— REQUEST —
In the lines below, swap every "Nominal" for "Ordinal" and keep everything else the same.

— DATA FOR PROCESSING —
►

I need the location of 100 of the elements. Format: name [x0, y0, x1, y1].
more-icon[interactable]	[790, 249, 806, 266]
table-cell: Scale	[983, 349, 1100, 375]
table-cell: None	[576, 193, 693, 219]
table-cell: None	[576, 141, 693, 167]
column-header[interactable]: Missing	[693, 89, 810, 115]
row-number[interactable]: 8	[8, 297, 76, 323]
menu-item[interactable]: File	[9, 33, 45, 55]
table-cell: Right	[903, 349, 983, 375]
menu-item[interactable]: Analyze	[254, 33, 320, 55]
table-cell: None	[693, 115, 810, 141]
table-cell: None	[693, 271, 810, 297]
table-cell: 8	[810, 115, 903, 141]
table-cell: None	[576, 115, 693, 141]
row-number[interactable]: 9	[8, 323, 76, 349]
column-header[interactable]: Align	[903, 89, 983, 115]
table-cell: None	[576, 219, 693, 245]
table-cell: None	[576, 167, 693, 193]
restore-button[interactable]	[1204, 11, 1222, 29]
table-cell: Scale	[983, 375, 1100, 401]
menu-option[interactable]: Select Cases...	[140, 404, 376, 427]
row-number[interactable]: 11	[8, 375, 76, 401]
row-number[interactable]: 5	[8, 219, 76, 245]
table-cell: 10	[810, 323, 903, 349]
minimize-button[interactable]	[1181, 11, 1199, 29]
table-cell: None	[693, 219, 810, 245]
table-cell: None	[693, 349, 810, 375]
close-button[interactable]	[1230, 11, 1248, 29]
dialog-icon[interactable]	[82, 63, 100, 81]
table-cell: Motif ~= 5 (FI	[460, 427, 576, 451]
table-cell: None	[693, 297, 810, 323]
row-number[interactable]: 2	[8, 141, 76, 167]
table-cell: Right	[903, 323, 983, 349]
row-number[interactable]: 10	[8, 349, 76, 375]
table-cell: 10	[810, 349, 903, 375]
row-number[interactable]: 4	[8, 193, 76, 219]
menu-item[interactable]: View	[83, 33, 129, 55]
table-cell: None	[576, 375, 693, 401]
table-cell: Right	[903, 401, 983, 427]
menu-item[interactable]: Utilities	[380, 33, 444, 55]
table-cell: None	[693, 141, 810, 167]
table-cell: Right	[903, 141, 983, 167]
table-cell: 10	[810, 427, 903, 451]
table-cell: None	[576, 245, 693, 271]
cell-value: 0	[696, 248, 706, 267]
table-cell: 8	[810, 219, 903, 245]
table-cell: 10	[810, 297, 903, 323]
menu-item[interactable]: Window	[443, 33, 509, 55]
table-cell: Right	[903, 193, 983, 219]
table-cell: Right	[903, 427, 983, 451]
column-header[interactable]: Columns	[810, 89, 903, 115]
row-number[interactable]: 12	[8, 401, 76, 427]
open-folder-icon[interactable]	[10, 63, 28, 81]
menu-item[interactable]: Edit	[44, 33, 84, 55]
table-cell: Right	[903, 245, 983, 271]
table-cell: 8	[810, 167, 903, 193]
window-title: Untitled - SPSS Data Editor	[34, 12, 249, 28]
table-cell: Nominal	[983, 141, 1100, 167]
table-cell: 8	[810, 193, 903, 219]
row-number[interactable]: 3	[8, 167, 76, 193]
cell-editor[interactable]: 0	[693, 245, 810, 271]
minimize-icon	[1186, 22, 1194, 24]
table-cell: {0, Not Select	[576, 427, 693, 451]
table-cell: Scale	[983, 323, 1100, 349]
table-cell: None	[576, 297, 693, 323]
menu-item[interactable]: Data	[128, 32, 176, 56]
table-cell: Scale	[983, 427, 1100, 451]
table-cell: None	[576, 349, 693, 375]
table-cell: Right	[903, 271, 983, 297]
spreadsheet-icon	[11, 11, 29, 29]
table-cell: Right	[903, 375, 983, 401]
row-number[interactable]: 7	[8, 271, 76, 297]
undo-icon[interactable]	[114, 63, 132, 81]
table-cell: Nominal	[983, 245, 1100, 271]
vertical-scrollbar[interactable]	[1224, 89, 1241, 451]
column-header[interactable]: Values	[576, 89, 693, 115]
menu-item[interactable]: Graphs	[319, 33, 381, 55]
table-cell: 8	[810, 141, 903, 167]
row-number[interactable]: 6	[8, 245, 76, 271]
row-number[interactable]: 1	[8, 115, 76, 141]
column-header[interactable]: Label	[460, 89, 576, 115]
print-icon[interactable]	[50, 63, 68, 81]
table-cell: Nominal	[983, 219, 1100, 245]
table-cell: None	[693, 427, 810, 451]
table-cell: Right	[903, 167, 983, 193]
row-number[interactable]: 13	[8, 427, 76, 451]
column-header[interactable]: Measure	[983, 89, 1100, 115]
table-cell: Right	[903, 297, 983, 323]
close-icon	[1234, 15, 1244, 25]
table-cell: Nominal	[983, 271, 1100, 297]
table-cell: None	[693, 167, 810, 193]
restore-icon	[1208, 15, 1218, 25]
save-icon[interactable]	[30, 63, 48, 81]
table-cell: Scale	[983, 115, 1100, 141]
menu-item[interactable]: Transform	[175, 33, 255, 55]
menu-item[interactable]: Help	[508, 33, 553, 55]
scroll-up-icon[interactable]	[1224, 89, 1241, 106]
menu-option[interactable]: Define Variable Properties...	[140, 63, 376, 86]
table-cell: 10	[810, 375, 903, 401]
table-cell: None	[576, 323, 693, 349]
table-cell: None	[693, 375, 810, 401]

◄

— ANSWER IN FULL —
I need the location of 100 of the elements. Format: name [x0, y0, x1, y1].
more-icon[interactable]	[790, 249, 806, 266]
table-cell: Scale	[983, 349, 1100, 375]
table-cell: None	[576, 193, 693, 219]
table-cell: None	[576, 141, 693, 167]
column-header[interactable]: Missing	[693, 89, 810, 115]
row-number[interactable]: 8	[8, 297, 76, 323]
menu-item[interactable]: File	[9, 33, 45, 55]
table-cell: Right	[903, 349, 983, 375]
menu-item[interactable]: Analyze	[254, 33, 320, 55]
table-cell: None	[693, 115, 810, 141]
table-cell: None	[693, 271, 810, 297]
table-cell: 8	[810, 115, 903, 141]
table-cell: None	[576, 115, 693, 141]
row-number[interactable]: 9	[8, 323, 76, 349]
column-header[interactable]: Align	[903, 89, 983, 115]
table-cell: None	[576, 219, 693, 245]
table-cell: None	[576, 167, 693, 193]
restore-button[interactable]	[1204, 11, 1222, 29]
table-cell: Scale	[983, 375, 1100, 401]
menu-option[interactable]: Select Cases...	[140, 404, 376, 427]
row-number[interactable]: 11	[8, 375, 76, 401]
row-number[interactable]: 5	[8, 219, 76, 245]
table-cell: 10	[810, 323, 903, 349]
minimize-button[interactable]	[1181, 11, 1199, 29]
table-cell: None	[693, 219, 810, 245]
table-cell: None	[693, 349, 810, 375]
close-button[interactable]	[1230, 11, 1248, 29]
dialog-icon[interactable]	[82, 63, 100, 81]
table-cell: Motif ~= 5 (FI	[460, 427, 576, 451]
table-cell: None	[693, 297, 810, 323]
row-number[interactable]: 2	[8, 141, 76, 167]
table-cell: Right	[903, 323, 983, 349]
row-number[interactable]: 10	[8, 349, 76, 375]
table-cell: 10	[810, 349, 903, 375]
row-number[interactable]: 4	[8, 193, 76, 219]
menu-item[interactable]: View	[83, 33, 129, 55]
table-cell: None	[576, 375, 693, 401]
table-cell: Right	[903, 401, 983, 427]
menu-item[interactable]: Utilities	[380, 33, 444, 55]
table-cell: None	[693, 141, 810, 167]
table-cell: Right	[903, 141, 983, 167]
table-cell: 10	[810, 427, 903, 451]
table-cell: None	[576, 245, 693, 271]
cell-value: 0	[696, 248, 706, 267]
table-cell: 8	[810, 219, 903, 245]
table-cell: 10	[810, 297, 903, 323]
menu-item[interactable]: Window	[443, 33, 509, 55]
table-cell: Right	[903, 193, 983, 219]
table-cell: Right	[903, 427, 983, 451]
column-header[interactable]: Columns	[810, 89, 903, 115]
row-number[interactable]: 12	[8, 401, 76, 427]
open-folder-icon[interactable]	[10, 63, 28, 81]
menu-item[interactable]: Edit	[44, 33, 84, 55]
table-cell: Right	[903, 245, 983, 271]
table-cell: 8	[810, 167, 903, 193]
window-title: Untitled - SPSS Data Editor	[34, 12, 249, 28]
table-cell: Ordinal	[983, 141, 1100, 167]
table-cell: 8	[810, 193, 903, 219]
row-number[interactable]: 3	[8, 167, 76, 193]
cell-editor[interactable]: 0	[693, 245, 810, 271]
minimize-icon	[1186, 22, 1194, 24]
table-cell: {0, Not Select	[576, 427, 693, 451]
table-cell: Scale	[983, 323, 1100, 349]
table-cell: None	[576, 297, 693, 323]
menu-item[interactable]: Data	[128, 32, 176, 56]
table-cell: Scale	[983, 427, 1100, 451]
table-cell: None	[576, 349, 693, 375]
table-cell: Right	[903, 271, 983, 297]
spreadsheet-icon	[11, 11, 29, 29]
table-cell: Right	[903, 375, 983, 401]
row-number[interactable]: 7	[8, 271, 76, 297]
undo-icon[interactable]	[114, 63, 132, 81]
table-cell: Ordinal	[983, 245, 1100, 271]
vertical-scrollbar[interactable]	[1224, 89, 1241, 451]
column-header[interactable]: Values	[576, 89, 693, 115]
menu-item[interactable]: Graphs	[319, 33, 381, 55]
table-cell: 8	[810, 141, 903, 167]
row-number[interactable]: 6	[8, 245, 76, 271]
row-number[interactable]: 1	[8, 115, 76, 141]
column-header[interactable]: Label	[460, 89, 576, 115]
print-icon[interactable]	[50, 63, 68, 81]
table-cell: Ordinal	[983, 219, 1100, 245]
table-cell: None	[693, 427, 810, 451]
table-cell: Right	[903, 167, 983, 193]
row-number[interactable]: 13	[8, 427, 76, 451]
column-header[interactable]: Measure	[983, 89, 1100, 115]
table-cell: Right	[903, 297, 983, 323]
close-icon	[1234, 15, 1244, 25]
table-cell: Ordinal	[983, 271, 1100, 297]
table-cell: None	[693, 167, 810, 193]
restore-icon	[1208, 15, 1218, 25]
save-icon[interactable]	[30, 63, 48, 81]
table-cell: Scale	[983, 115, 1100, 141]
menu-item[interactable]: Transform	[175, 33, 255, 55]
menu-item[interactable]: Help	[508, 33, 553, 55]
scroll-up-icon[interactable]	[1224, 89, 1241, 106]
menu-option[interactable]: Define Variable Properties...	[140, 63, 376, 86]
table-cell: 10	[810, 375, 903, 401]
table-cell: None	[576, 323, 693, 349]
table-cell: None	[693, 375, 810, 401]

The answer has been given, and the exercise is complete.